Directions for this task. The listing below must be repeated word for word, with its images excluded.

# Extracted material start

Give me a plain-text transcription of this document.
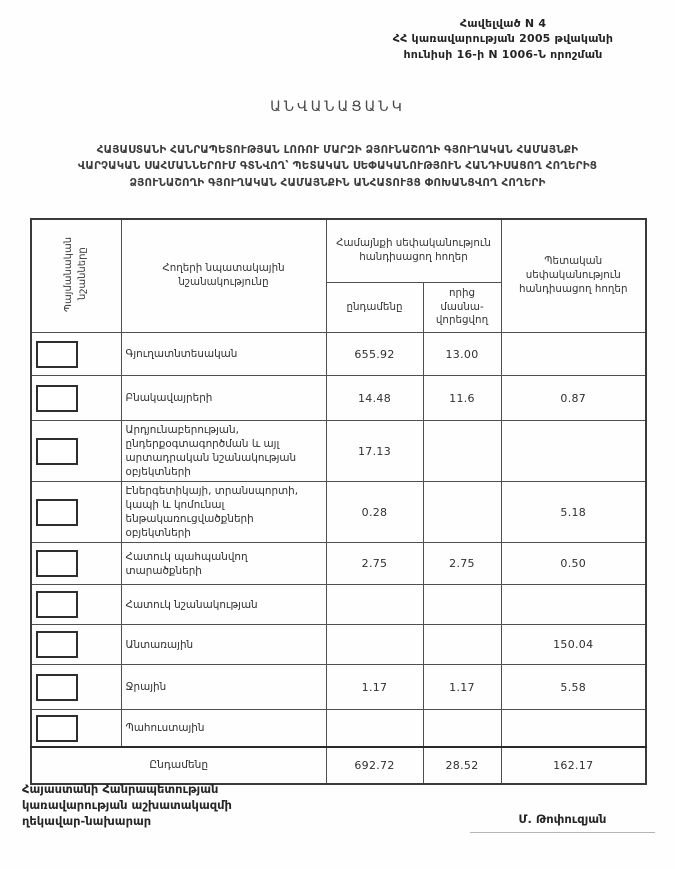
Հավելված N 4
ՀՀ կառավարության 2005 թվականի
հունիսի 16-ի N 1006-Ն որոշման
ԱՆՎԱՆԱՑԱՆԿ
ՀԱՅԱՍՏԱՆԻ ՀԱՆՐԱՊԵՏՈՒԹՅԱՆ ԼՈՌՈՒ ՄԱՐԶԻ ՁՅՈՒՆԱՇՈՂԻ ԳՅՈՒՂԱԿԱՆ ՀԱՄԱՅՆՔԻ
ՎԱՐՉԱԿԱՆ ՍԱՀՄԱՆՆԵՐՈՒՄ ԳՏՆՎՈՂ՝ ՊԵՏԱԿԱՆ ՍԵՓԱԿԱՆՈՒԹՅՈՒՆ ՀԱՆԴԻՍԱՑՈՂ ՀՈՂԵՐԻՑ
ՁՅՈՒՆԱՇՈՂԻ ԳՅՈՒՂԱԿԱՆ ՀԱՄԱՅՆՔԻՆ ԱՆՀԱՏՈՒՅՑ ՓՈԽԱՆՑՎՈՂ ՀՈՂԵՐԻ
Պայմանական նշանները	Հողերի նպատակային նշանակությունը	Համայնքի սեփականություն հանդիսացող հողեր		Պետական սեփականություն հանդիսացող հողեր
		ընդամենը	որից մասնա-վորեցվող	

	Գյուղատնտեսական	655.92	13.00	

	Բնակավայրերի	14.48	11.6	0.87

	Արդյունաբերության, ընդերքօգտագործման և այլ արտադրական նշանակության օբյեկտների	17.13		

	Էներգետիկայի, տրանսպորտի, կապի և կոմունալ ենթակառուցվածքների օբյեկտների	0.28		5.18

	Հատուկ պահպանվող տարածքների	2.75	2.75	0.50

	Հատուկ նշանակության			

	Անտառային			150.04

	Ջրային	1.17	1.17	5.58

	Պահուստային			
Ընդամենը		692.72	28.52	162.17
Հայաստանի Հանրապետության
կառավարության աշխատակազմի
ղեկավար-նախարար	Մ. Թոփուզյան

# Extracted material end

The solution.
Give me a plain-text transcription of this document.
Հավելված N 4
ՀՀ կառավարության 2005 թվականի
հունիսի 16-ի N 1006-Ն որոշման
ԱՆՎԱՆԱՑԱՆԿ
ՀԱՅԱՍՏԱՆԻ ՀԱՆՐԱՊԵՏՈՒԹՅԱՆ ԼՈՌՈՒ ՄԱՐԶԻ ՁՅՈՒՆԱՇՈՂԻ ԳՅՈՒՂԱԿԱՆ ՀԱՄԱՅՆՔԻ
ՎԱՐՉԱԿԱՆ ՍԱՀՄԱՆՆԵՐՈՒՄ ԳՏՆՎՈՂ՝ ՊԵՏԱԿԱՆ ՍԵՓԱԿԱՆՈՒԹՅՈՒՆ ՀԱՆԴԻՍԱՑՈՂ ՀՈՂԵՐԻՑ
ՁՅՈՒՆԱՇՈՂԻ ԳՅՈՒՂԱԿԱՆ ՀԱՄԱՅՆՔԻՆ ԱՆՀԱՏՈՒՅՑ ՓՈԽԱՆՑՎՈՂ ՀՈՂԵՐԻ
Պայմանական նշանները	Հողերի նպատակային նշանակությունը	Համայնքի սեփականություն հանդիսացող հողեր		Պետական սեփականություն հանդիսացող հողեր
		ընդամենը	որից մասնա-վորեցվող	

	Գյուղատնտեսական	655.92	13.00	

	Բնակավայրերի	14.48	11.6	0.87

	Արդյունաբերության, ընդերքօգտագործման և այլ արտադրական նշանակության օբյեկտների	17.13		

	Էներգետիկայի, տրանսպորտի, կապի և կոմունալ ենթակառուցվածքների օբյեկտների	0.28		5.18

	Հատուկ պահպանվող տարածքների	2.75	2.75	0.50

	Հատուկ նշանակության			

	Անտառային			150.04

	Ջրային	1.17	1.17	5.58

	Պահուստային			
Ընդամենը		692.72	28.52	162.17
Հայաստանի Հանրապետության
կառավարության աշխատակազմի
ղեկավար-նախարար	Մ. Թոփուզյան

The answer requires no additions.